• _INSTRUCTION_: Would you copy out the whole listing exactly as given?

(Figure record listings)
## Begin

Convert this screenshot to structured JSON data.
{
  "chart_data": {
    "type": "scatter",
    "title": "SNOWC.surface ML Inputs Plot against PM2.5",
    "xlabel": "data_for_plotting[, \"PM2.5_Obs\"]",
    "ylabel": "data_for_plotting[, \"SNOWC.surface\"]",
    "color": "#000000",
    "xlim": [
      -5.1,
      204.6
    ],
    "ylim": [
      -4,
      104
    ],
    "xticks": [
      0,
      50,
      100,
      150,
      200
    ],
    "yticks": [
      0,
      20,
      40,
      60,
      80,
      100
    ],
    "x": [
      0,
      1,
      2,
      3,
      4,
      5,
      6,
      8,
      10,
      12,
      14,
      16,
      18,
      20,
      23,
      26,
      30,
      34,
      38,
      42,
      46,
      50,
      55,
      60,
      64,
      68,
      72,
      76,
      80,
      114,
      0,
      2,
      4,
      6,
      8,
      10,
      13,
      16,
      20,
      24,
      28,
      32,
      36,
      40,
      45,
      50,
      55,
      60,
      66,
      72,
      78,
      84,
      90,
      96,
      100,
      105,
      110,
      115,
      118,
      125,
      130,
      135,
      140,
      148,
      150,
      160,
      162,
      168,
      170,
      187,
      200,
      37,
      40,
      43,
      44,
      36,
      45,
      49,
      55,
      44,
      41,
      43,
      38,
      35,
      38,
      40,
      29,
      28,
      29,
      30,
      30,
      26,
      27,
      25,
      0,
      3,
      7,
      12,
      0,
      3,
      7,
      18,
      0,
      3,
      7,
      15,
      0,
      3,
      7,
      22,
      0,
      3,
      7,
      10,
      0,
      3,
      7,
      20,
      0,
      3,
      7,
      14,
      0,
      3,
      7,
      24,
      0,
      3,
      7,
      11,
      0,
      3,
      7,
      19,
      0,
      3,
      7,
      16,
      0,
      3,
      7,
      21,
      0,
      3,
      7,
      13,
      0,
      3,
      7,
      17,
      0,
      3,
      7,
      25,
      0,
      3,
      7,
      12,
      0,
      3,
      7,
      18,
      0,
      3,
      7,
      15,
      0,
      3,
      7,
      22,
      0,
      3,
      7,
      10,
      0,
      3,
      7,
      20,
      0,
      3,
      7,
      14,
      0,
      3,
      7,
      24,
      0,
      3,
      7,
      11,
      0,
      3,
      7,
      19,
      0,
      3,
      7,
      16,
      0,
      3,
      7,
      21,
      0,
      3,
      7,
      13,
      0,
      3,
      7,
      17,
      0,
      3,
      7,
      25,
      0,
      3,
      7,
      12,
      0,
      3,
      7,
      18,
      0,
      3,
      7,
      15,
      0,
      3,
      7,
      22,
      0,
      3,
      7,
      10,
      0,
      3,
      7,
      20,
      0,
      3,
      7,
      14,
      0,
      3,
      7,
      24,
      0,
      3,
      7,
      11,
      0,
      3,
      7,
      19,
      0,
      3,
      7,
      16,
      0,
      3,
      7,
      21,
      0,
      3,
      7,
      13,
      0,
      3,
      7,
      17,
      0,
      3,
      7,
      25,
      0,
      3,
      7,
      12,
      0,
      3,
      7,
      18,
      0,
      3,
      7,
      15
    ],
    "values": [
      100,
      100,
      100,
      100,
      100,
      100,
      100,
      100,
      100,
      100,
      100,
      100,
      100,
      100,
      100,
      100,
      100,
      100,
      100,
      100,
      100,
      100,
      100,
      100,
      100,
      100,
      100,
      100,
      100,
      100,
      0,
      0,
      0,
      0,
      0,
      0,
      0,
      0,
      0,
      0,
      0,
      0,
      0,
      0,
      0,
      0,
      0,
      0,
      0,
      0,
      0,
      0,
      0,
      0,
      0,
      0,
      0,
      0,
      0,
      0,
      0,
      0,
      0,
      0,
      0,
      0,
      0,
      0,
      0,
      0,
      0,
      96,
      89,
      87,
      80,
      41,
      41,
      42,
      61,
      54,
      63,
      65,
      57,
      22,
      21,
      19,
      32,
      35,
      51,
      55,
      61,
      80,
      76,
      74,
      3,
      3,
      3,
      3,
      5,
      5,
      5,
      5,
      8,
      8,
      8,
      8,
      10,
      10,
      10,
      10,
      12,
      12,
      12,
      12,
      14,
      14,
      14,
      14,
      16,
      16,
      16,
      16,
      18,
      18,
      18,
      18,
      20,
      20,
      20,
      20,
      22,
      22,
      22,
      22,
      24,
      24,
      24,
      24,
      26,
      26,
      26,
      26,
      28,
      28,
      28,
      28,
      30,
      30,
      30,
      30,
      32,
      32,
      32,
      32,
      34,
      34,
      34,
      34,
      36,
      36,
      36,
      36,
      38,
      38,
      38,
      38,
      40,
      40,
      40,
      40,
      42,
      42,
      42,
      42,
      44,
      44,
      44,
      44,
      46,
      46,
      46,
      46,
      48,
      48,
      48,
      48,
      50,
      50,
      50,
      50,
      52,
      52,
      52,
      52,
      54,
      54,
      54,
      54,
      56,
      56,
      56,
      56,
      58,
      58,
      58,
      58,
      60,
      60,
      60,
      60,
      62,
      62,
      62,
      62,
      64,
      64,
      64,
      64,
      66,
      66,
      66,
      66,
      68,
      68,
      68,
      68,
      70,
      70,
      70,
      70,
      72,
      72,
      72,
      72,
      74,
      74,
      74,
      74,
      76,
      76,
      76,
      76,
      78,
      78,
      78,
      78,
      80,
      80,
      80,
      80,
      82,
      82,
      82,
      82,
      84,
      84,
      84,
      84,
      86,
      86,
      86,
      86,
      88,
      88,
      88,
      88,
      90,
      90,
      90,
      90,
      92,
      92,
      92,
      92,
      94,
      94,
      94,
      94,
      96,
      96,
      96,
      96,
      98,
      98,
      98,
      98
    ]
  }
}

## End

• _SOLUTION_:
Convert this screenshot to structured JSON data.
{
  "chart_data": {
    "type": "scatter",
    "title": "SNOWC.surface ML Inputs Plot against PM2.5",
    "xlabel": "data_for_plotting[, \"PM2.5_Obs\"]",
    "ylabel": "data_for_plotting[, \"SNOWC.surface\"]",
    "color": "#000000",
    "xlim": [
      -5.1,
      204.6
    ],
    "ylim": [
      -4,
      104
    ],
    "xticks": [
      0,
      50,
      100,
      150,
      200
    ],
    "yticks": [
      0,
      20,
      40,
      60,
      80,
      100
    ],
    "x": [
      0,
      1,
      2,
      3,
      4,
      5,
      6,
      8,
      10,
      12,
      14,
      16,
      18,
      20,
      23,
      26,
      30,
      34,
      38,
      42,
      46,
      50,
      55,
      60,
      64,
      68,
      72,
      76,
      80,
      114,
      0,
      2,
      4,
      6,
      8,
      10,
      13,
      16,
      20,
      24,
      28,
      32,
      36,
      40,
      45,
      50,
      55,
      60,
      66,
      72,
      78,
      84,
      90,
      96,
      100,
      105,
      110,
      115,
      118,
      125,
      130,
      135,
      140,
      148,
      150,
      160,
      162,
      168,
      170,
      187,
      200,
      37,
      40,
      43,
      44,
      36,
      45,
      49,
      55,
      44,
      41,
      43,
      38,
      35,
      38,
      40,
      29,
      28,
      29,
      30,
      30,
      26,
      27,
      25,
      0,
      3,
      7,
      12,
      0,
      3,
      7,
      18,
      0,
      3,
      7,
      15,
      0,
      3,
      7,
      22,
      0,
      3,
      7,
      10,
      0,
      3,
      7,
      20,
      0,
      3,
      7,
      14,
      0,
      3,
      7,
      24,
      0,
      3,
      7,
      11,
      0,
      3,
      7,
      19,
      0,
      3,
      7,
      16,
      0,
      3,
      7,
      21,
      0,
      3,
      7,
      13,
      0,
      3,
      7,
      17,
      0,
      3,
      7,
      25,
      0,
      3,
      7,
      12,
      0,
      3,
      7,
      18,
      0,
      3,
      7,
      15,
      0,
      3,
      7,
      22,
      0,
      3,
      7,
      10,
      0,
      3,
      7,
      20,
      0,
      3,
      7,
      14,
      0,
      3,
      7,
      24,
      0,
      3,
      7,
      11,
      0,
      3,
      7,
      19,
      0,
      3,
      7,
      16,
      0,
      3,
      7,
      21,
      0,
      3,
      7,
      13,
      0,
      3,
      7,
      17,
      0,
      3,
      7,
      25,
      0,
      3,
      7,
      12,
      0,
      3,
      7,
      18,
      0,
      3,
      7,
      15,
      0,
      3,
      7,
      22,
      0,
      3,
      7,
      10,
      0,
      3,
      7,
      20,
      0,
      3,
      7,
      14,
      0,
      3,
      7,
      24,
      0,
      3,
      7,
      11,
      0,
      3,
      7,
      19,
      0,
      3,
      7,
      16,
      0,
      3,
      7,
      21,
      0,
      3,
      7,
      13,
      0,
      3,
      7,
      17,
      0,
      3,
      7,
      25,
      0,
      3,
      7,
      12,
      0,
      3,
      7,
      18,
      0,
      3,
      7,
      15
    ],
    "values": [
      100,
      100,
      100,
      100,
      100,
      100,
      100,
      100,
      100,
      100,
      100,
      100,
      100,
      100,
      100,
      100,
      100,
      100,
      100,
      100,
      100,
      100,
      100,
      100,
      100,
      100,
      100,
      100,
      100,
      100,
      0,
      0,
      0,
      0,
      0,
      0,
      0,
      0,
      0,
      0,
      0,
      0,
      0,
      0,
      0,
      0,
      0,
      0,
      0,
      0,
      0,
      0,
      0,
      0,
      0,
      0,
      0,
      0,
      0,
      0,
      0,
      0,
      0,
      0,
      0,
      0,
      0,
      0,
      0,
      0,
      0,
      96,
      89,
      87,
      80,
      41,
      41,
      42,
      61,
      54,
      63,
      65,
      57,
      22,
      21,
      19,
      32,
      35,
      51,
      55,
      61,
      80,
      76,
      74,
      3,
      3,
      3,
      3,
      5,
      5,
      5,
      5,
      8,
      8,
      8,
      8,
      10,
      10,
      10,
      10,
      12,
      12,
      12,
      12,
      14,
      14,
      14,
      14,
      16,
      16,
      16,
      16,
      18,
      18,
      18,
      18,
      20,
      20,
      20,
      20,
      22,
      22,
      22,
      22,
      24,
      24,
      24,
      24,
      26,
      26,
      26,
      26,
      28,
      28,
      28,
      28,
      30,
      30,
      30,
      30,
      32,
      32,
      32,
      32,
      34,
      34,
      34,
      34,
      36,
      36,
      36,
      36,
      38,
      38,
      38,
      38,
      40,
      40,
      40,
      40,
      42,
      42,
      42,
      42,
      44,
      44,
      44,
      44,
      46,
      46,
      46,
      46,
      48,
      48,
      48,
      48,
      50,
      50,
      50,
      50,
      52,
      52,
      52,
      52,
      54,
      54,
      54,
      54,
      56,
      56,
      56,
      56,
      58,
      58,
      58,
      58,
      60,
      60,
      60,
      60,
      62,
      62,
      62,
      62,
      64,
      64,
      64,
      64,
      66,
      66,
      66,
      66,
      68,
      68,
      68,
      68,
      70,
      70,
      70,
      70,
      72,
      72,
      72,
      72,
      74,
      74,
      74,
      74,
      76,
      76,
      76,
      76,
      78,
      78,
      78,
      78,
      80,
      80,
      80,
      80,
      82,
      82,
      82,
      82,
      84,
      84,
      84,
      84,
      86,
      86,
      86,
      86,
      88,
      88,
      88,
      88,
      90,
      90,
      90,
      90,
      92,
      92,
      92,
      92,
      94,
      94,
      94,
      94,
      96,
      96,
      96,
      96,
      98,
      98,
      98,
      98
    ]
  }
}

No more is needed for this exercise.